> _Exercise requirements_
Return verbatim the lines in the entries below, starting at the line that contains "depth-tick-label: 60 (940, 733, 963, 756)" and stopping after the line that contains "prehnit-label-1: Prehnit- (290, 286, 395, 319)", with both of those lines included. Output no other lines.

━━━ Materials provided ━━━

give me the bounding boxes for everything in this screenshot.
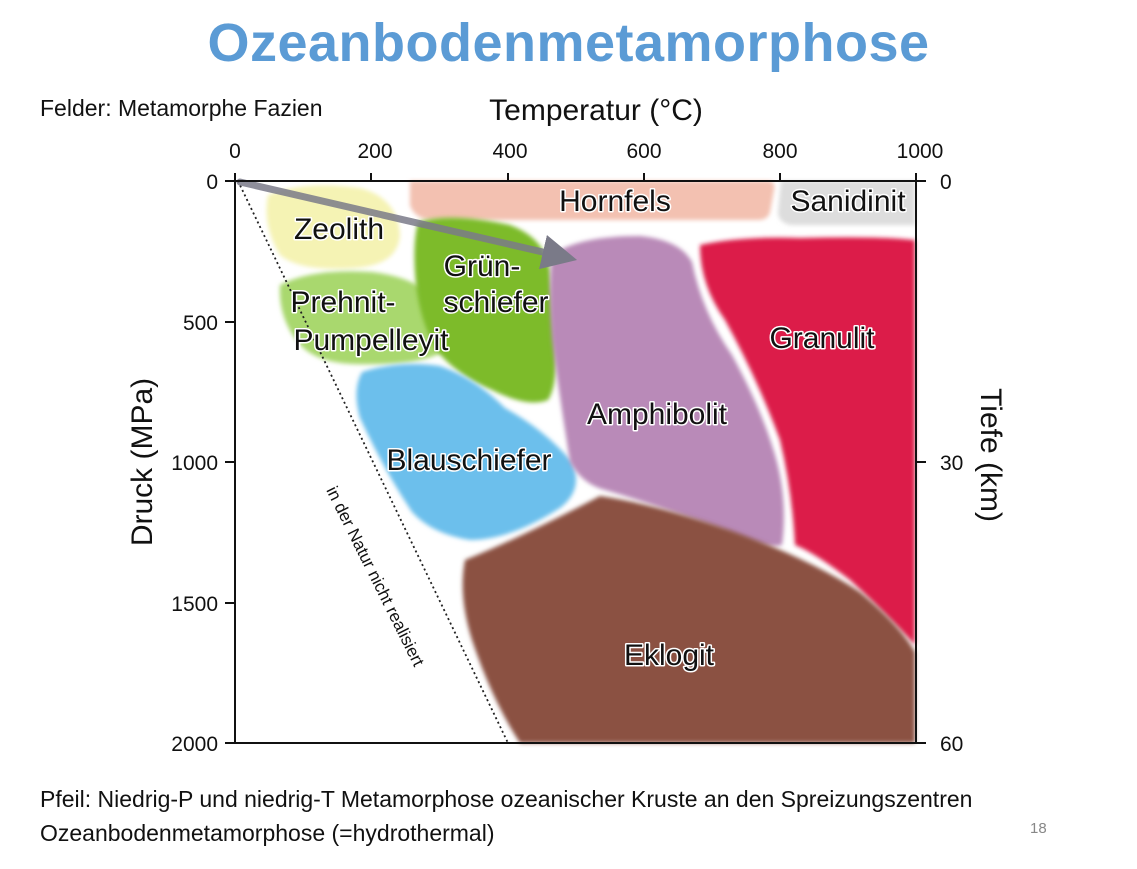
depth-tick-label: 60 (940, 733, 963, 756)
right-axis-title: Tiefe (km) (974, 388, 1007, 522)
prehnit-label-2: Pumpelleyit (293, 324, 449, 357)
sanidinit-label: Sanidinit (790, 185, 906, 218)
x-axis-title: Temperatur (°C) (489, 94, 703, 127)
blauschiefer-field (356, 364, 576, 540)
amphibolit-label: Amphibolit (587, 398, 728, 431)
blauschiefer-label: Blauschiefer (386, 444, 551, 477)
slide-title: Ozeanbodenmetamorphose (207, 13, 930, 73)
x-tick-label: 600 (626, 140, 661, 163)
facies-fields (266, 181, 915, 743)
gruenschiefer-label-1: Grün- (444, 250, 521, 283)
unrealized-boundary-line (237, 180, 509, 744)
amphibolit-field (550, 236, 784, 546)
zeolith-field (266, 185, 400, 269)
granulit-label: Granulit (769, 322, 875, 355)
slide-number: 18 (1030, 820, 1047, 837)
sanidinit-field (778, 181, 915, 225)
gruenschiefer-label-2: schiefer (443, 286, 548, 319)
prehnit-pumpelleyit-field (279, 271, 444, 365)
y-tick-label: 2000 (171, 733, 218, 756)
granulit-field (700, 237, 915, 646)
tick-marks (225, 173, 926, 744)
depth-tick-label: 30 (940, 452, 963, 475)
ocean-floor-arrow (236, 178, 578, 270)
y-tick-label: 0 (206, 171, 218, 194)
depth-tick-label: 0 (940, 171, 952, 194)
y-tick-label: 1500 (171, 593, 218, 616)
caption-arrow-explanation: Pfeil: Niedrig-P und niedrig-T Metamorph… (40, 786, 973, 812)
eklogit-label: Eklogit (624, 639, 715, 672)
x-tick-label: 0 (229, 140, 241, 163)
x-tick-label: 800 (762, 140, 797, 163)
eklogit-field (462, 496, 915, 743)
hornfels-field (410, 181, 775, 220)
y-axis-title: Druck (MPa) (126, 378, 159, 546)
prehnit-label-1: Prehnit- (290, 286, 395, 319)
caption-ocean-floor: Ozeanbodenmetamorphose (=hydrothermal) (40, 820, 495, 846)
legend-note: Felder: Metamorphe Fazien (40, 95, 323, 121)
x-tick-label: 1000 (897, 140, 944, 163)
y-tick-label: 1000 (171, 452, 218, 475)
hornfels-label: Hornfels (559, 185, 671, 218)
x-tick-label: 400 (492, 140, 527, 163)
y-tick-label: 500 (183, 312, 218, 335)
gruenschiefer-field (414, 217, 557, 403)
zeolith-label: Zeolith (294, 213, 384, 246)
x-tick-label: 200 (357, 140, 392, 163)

━━━

> _Solution below_
depth-tick-label: 60 (940, 733, 963, 756)
right-axis-title: Tiefe (km) (974, 388, 1007, 522)
prehnit-label-2: Pumpelleyit (293, 324, 449, 357)
sanidinit-label: Sanidinit (790, 185, 906, 218)
x-axis-title: Temperatur (°C) (489, 94, 703, 127)
blauschiefer-field (356, 364, 576, 540)
amphibolit-label: Amphibolit (587, 398, 728, 431)
blauschiefer-label: Blauschiefer (386, 444, 551, 477)
slide-title: Ozeanbodenmetamorphose (207, 13, 930, 73)
x-tick-label: 600 (626, 140, 661, 163)
facies-fields (266, 181, 915, 743)
gruenschiefer-label-1: Grün- (444, 250, 521, 283)
unrealized-boundary-line (237, 180, 509, 744)
amphibolit-field (550, 236, 784, 546)
zeolith-field (266, 185, 400, 269)
granulit-label: Granulit (769, 322, 875, 355)
slide-number: 18 (1030, 820, 1047, 837)
sanidinit-field (778, 181, 915, 225)
gruenschiefer-label-2: schiefer (443, 286, 548, 319)
prehnit-pumpelleyit-field (279, 271, 444, 365)
y-tick-label: 2000 (171, 733, 218, 756)
granulit-field (700, 237, 915, 646)
tick-marks (225, 173, 926, 744)
depth-tick-label: 30 (940, 452, 963, 475)
ocean-floor-arrow (236, 178, 578, 270)
y-tick-label: 0 (206, 171, 218, 194)
depth-tick-label: 0 (940, 171, 952, 194)
y-tick-label: 1500 (171, 593, 218, 616)
caption-arrow-explanation: Pfeil: Niedrig-P und niedrig-T Metamorph… (40, 786, 973, 812)
eklogit-label: Eklogit (624, 639, 715, 672)
x-tick-label: 0 (229, 140, 241, 163)
x-tick-label: 800 (762, 140, 797, 163)
eklogit-field (462, 496, 915, 743)
hornfels-field (410, 181, 775, 220)
y-axis-title: Druck (MPa) (126, 378, 159, 546)
prehnit-label-1: Prehnit- (290, 286, 395, 319)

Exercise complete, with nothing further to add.